** ENTRIES PROVIDED **
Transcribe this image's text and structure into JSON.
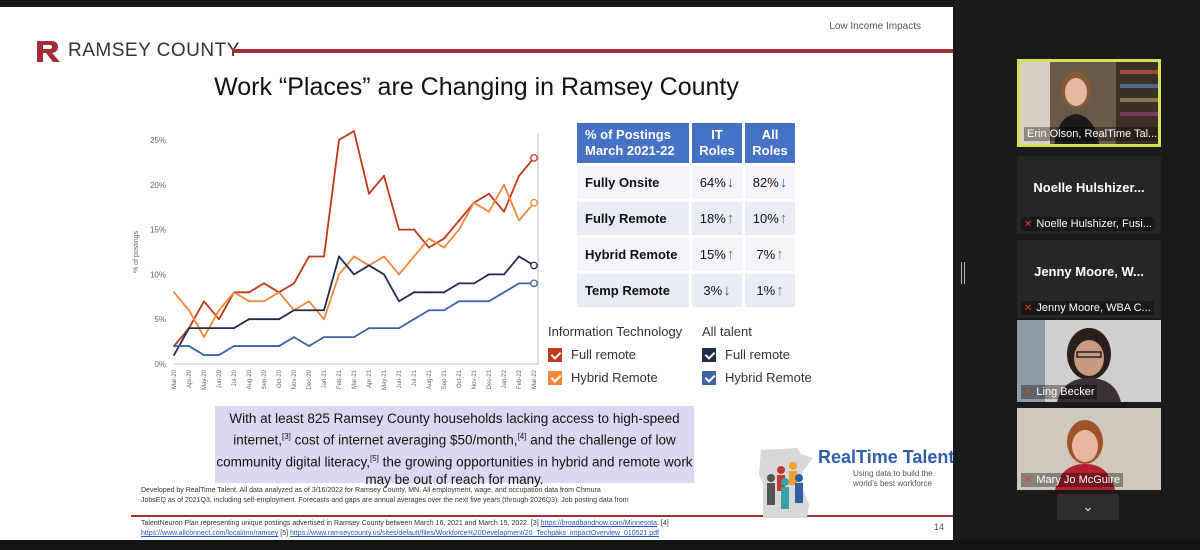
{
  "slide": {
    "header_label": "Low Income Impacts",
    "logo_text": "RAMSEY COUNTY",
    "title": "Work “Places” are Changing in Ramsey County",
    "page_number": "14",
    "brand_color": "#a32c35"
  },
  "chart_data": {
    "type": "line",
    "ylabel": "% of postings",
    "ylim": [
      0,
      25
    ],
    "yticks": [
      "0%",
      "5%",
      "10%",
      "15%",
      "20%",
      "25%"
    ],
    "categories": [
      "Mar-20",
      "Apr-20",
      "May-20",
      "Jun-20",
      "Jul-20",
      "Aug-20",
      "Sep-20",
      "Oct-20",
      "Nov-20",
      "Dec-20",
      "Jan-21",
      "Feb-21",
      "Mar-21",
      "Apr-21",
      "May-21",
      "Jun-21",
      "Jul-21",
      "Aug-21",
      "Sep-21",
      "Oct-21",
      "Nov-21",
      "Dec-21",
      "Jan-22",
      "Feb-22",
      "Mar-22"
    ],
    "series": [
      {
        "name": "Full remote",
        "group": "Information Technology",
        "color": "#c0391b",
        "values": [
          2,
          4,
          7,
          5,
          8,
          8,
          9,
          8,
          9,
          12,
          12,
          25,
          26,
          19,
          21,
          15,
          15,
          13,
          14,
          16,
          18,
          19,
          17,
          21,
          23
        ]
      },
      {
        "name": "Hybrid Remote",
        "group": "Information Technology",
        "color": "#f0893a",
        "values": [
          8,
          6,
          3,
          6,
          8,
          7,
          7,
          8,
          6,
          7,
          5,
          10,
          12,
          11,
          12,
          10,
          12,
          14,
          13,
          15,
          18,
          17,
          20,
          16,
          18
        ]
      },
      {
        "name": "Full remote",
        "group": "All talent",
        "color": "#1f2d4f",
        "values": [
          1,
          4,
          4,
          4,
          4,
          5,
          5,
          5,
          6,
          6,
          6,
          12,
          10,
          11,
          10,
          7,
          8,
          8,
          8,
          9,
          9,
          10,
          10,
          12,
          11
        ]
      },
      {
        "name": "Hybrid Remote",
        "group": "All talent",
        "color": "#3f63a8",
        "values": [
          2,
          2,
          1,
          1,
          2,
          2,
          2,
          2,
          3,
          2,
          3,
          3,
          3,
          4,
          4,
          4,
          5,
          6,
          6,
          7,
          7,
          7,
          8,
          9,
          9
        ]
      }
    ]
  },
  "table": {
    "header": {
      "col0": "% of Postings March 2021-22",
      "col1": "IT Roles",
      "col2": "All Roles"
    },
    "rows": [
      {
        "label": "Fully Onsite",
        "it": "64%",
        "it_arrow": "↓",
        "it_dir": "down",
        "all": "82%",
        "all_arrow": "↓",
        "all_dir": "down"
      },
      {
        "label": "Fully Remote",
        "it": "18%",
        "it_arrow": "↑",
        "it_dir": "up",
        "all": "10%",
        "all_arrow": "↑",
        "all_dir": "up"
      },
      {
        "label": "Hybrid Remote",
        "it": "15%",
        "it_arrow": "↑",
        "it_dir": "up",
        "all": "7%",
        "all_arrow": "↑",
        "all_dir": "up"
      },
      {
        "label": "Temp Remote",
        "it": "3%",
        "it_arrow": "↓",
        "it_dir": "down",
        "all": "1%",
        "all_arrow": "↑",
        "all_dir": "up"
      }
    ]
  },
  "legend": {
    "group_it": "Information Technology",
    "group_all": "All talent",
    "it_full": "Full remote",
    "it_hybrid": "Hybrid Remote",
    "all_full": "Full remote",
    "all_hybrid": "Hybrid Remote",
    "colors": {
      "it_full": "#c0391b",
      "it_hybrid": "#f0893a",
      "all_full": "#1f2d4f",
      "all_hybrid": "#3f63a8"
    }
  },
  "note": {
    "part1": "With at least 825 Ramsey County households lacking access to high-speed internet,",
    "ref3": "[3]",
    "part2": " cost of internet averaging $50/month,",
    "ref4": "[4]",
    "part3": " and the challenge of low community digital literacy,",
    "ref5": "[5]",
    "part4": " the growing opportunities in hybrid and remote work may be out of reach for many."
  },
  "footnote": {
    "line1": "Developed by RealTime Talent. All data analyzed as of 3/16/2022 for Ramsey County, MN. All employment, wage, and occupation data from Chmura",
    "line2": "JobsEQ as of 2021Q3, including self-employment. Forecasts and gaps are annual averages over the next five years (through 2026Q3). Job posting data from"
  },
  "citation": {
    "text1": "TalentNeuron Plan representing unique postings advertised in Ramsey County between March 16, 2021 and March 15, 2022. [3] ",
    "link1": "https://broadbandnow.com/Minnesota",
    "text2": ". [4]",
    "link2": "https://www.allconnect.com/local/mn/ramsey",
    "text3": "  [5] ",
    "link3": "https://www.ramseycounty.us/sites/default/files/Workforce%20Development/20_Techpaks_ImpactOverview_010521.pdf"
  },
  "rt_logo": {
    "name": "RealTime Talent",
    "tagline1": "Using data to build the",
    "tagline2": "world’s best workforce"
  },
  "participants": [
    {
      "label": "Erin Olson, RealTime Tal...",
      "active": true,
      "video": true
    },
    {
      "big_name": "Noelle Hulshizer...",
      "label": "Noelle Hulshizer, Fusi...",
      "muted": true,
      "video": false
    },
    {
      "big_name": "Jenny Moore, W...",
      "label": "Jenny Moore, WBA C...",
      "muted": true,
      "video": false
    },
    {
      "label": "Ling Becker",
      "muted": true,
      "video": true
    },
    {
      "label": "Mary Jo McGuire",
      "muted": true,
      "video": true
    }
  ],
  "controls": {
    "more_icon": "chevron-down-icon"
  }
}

** WHAT THE EXERCISE ASKS **
Which lines contain the word "Hulshizer"? Return each of them.

** CORRECT RESPONSE **
      "big_name": "Noelle Hulshizer...",
      "label": "Noelle Hulshizer, Fusi...",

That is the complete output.